§ Given task:
What is the number of lines in the data that hold the string "values"? Reply with that number only.

%%

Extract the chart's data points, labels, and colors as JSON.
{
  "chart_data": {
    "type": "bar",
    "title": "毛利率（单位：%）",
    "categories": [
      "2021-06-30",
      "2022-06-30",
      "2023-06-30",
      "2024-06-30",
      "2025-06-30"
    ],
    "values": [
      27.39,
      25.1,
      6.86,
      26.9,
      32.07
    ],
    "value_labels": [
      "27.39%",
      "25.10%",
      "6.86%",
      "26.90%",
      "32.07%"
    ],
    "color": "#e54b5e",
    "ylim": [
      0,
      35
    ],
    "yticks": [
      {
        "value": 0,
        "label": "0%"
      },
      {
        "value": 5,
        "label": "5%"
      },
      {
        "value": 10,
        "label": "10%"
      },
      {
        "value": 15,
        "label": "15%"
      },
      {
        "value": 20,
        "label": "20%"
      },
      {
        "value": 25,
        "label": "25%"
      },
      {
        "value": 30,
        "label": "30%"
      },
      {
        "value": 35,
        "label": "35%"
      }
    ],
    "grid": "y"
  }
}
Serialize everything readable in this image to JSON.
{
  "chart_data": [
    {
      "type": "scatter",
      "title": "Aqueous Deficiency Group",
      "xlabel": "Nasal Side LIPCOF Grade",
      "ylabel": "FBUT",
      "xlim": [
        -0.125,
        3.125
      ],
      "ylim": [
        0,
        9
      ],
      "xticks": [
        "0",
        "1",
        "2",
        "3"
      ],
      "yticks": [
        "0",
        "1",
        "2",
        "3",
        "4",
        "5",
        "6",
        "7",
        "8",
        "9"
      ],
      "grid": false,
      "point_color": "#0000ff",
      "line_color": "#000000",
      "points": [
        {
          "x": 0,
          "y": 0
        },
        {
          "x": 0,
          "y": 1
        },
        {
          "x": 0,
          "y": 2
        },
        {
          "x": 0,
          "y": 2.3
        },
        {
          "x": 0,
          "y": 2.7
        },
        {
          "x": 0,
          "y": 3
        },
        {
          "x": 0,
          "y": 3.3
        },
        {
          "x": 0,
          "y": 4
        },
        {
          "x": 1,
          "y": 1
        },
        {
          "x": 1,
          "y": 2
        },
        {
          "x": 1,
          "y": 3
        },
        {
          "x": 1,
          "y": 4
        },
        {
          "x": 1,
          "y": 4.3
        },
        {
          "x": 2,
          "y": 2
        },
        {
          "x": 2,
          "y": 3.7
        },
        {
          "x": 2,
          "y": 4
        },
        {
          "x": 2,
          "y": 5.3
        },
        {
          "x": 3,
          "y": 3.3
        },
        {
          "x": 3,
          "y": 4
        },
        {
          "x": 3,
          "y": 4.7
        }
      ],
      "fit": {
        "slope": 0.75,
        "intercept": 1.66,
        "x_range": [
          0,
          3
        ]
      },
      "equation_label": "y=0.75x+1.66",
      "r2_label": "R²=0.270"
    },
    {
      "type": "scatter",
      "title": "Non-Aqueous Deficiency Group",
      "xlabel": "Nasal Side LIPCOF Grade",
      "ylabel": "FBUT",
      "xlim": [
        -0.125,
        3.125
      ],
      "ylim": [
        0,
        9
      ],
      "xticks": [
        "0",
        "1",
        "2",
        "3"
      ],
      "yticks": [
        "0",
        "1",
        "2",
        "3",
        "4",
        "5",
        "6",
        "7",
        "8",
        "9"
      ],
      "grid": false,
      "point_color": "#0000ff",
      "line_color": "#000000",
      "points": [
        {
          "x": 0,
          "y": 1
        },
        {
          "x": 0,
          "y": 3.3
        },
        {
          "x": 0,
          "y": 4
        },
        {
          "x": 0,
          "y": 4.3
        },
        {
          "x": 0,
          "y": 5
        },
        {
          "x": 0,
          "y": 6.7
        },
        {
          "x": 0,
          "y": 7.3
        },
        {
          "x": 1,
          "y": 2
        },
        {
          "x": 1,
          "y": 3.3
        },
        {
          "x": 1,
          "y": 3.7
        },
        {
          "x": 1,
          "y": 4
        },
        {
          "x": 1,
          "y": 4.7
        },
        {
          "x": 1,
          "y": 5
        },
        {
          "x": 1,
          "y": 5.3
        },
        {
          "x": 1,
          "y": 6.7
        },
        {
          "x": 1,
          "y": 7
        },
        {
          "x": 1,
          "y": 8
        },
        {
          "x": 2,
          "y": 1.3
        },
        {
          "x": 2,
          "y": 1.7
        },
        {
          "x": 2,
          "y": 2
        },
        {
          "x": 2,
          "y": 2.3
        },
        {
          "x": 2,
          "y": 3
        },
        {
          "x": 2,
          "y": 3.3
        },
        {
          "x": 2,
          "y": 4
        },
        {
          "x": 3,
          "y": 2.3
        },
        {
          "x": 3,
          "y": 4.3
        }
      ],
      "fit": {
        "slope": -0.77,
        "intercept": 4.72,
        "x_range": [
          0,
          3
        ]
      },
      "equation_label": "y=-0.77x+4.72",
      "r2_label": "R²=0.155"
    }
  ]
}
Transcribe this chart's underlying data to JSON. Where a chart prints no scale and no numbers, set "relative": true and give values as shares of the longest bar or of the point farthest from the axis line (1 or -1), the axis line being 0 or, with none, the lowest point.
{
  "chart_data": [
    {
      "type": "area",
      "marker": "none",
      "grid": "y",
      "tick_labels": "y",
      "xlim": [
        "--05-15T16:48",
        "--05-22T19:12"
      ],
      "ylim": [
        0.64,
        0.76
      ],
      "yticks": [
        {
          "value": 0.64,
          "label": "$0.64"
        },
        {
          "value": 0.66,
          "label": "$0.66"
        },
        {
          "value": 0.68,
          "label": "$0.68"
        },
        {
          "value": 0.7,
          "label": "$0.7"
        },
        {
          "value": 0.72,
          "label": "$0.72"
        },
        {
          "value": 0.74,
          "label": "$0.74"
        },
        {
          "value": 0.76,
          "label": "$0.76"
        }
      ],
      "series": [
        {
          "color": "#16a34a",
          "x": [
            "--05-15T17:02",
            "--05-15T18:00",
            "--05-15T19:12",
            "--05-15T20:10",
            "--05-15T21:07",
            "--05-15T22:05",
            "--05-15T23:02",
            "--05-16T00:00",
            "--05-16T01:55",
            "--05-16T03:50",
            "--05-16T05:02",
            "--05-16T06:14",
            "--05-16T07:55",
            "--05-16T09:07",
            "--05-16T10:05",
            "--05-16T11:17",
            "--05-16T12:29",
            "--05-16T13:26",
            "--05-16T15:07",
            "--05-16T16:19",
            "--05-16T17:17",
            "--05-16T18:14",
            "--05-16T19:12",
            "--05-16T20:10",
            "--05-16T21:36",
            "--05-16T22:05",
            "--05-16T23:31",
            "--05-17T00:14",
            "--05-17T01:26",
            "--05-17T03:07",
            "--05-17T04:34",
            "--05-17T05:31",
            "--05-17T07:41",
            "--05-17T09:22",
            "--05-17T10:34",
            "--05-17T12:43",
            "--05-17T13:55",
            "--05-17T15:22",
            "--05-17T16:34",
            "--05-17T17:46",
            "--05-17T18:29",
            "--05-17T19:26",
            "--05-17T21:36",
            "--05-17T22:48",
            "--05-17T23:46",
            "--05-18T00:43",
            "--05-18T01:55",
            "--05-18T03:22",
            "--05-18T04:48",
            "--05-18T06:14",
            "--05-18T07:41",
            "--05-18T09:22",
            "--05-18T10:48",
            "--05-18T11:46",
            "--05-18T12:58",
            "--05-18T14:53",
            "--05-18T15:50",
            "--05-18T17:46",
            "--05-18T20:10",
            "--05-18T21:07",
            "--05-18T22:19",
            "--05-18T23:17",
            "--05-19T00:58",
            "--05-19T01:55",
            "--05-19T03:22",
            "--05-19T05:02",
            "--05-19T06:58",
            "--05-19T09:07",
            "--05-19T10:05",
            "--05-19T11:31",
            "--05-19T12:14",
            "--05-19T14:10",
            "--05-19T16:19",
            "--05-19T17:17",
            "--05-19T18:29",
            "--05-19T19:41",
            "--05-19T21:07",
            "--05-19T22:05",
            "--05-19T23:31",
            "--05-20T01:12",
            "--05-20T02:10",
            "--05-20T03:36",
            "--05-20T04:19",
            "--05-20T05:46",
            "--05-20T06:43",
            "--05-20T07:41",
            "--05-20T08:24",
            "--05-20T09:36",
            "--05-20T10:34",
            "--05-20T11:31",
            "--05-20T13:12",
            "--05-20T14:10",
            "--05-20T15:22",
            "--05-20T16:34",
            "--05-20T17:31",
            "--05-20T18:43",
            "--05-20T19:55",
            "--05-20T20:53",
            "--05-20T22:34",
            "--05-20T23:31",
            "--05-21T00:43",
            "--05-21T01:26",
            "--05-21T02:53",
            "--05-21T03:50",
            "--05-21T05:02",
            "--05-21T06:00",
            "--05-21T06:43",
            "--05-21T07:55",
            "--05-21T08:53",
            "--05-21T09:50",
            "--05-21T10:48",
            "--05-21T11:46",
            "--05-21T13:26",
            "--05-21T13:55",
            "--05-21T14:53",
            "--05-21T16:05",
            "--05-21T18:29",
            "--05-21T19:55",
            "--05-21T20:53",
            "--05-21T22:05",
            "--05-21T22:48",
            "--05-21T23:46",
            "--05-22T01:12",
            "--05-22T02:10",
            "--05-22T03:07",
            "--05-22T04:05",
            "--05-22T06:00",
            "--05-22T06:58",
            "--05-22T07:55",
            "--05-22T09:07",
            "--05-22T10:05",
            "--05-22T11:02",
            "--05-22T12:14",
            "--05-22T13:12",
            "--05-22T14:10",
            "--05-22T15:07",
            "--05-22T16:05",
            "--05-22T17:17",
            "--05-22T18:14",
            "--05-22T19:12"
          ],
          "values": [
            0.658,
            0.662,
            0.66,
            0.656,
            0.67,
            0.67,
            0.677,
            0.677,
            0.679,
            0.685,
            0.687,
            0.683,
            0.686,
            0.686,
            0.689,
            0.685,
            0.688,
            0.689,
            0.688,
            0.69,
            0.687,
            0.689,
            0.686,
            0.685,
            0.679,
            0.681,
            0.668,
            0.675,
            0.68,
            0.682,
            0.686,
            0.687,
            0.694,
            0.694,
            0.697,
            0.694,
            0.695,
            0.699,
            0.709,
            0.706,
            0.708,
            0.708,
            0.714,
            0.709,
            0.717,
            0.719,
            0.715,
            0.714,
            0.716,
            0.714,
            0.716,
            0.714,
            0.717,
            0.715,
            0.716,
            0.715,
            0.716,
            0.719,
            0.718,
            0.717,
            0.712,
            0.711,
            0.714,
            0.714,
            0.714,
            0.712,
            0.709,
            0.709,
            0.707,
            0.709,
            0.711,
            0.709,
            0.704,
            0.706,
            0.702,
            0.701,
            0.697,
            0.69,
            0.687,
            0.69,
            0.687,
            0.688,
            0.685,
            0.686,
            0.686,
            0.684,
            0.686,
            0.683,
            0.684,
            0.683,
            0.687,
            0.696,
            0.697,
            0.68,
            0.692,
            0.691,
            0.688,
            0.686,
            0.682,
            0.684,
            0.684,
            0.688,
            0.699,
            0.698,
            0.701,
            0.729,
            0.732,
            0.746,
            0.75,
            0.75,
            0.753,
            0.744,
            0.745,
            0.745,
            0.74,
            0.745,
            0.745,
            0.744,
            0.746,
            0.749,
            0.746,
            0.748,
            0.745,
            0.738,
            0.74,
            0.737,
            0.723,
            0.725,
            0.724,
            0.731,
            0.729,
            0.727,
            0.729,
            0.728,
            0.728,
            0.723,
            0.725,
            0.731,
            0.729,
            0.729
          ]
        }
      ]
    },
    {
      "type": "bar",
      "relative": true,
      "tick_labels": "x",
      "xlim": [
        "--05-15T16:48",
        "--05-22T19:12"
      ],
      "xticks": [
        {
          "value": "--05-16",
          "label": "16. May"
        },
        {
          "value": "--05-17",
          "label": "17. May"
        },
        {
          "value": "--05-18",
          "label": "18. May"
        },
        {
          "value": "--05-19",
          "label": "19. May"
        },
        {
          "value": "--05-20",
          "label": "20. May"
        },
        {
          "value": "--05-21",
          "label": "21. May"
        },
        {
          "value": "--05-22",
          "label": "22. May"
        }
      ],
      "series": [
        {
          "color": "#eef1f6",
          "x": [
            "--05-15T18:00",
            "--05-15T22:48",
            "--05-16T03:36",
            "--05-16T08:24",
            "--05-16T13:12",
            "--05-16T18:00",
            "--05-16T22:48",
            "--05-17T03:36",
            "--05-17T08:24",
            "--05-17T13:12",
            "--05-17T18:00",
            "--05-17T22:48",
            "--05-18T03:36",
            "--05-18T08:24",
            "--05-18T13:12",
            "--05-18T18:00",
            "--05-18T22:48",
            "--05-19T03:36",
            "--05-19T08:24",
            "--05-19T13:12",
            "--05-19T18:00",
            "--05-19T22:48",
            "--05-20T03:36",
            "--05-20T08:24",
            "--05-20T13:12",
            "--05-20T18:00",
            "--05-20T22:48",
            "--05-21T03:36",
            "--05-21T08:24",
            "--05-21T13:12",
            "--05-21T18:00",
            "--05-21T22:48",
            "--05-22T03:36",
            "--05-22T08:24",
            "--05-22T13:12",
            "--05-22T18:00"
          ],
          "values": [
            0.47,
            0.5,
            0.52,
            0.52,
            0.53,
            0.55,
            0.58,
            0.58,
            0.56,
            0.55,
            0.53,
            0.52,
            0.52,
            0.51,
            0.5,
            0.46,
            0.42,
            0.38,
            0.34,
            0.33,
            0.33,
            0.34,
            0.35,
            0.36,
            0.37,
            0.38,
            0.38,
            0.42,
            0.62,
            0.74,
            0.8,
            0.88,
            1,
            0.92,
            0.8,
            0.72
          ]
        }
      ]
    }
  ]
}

%%

§ Exercise solution:
4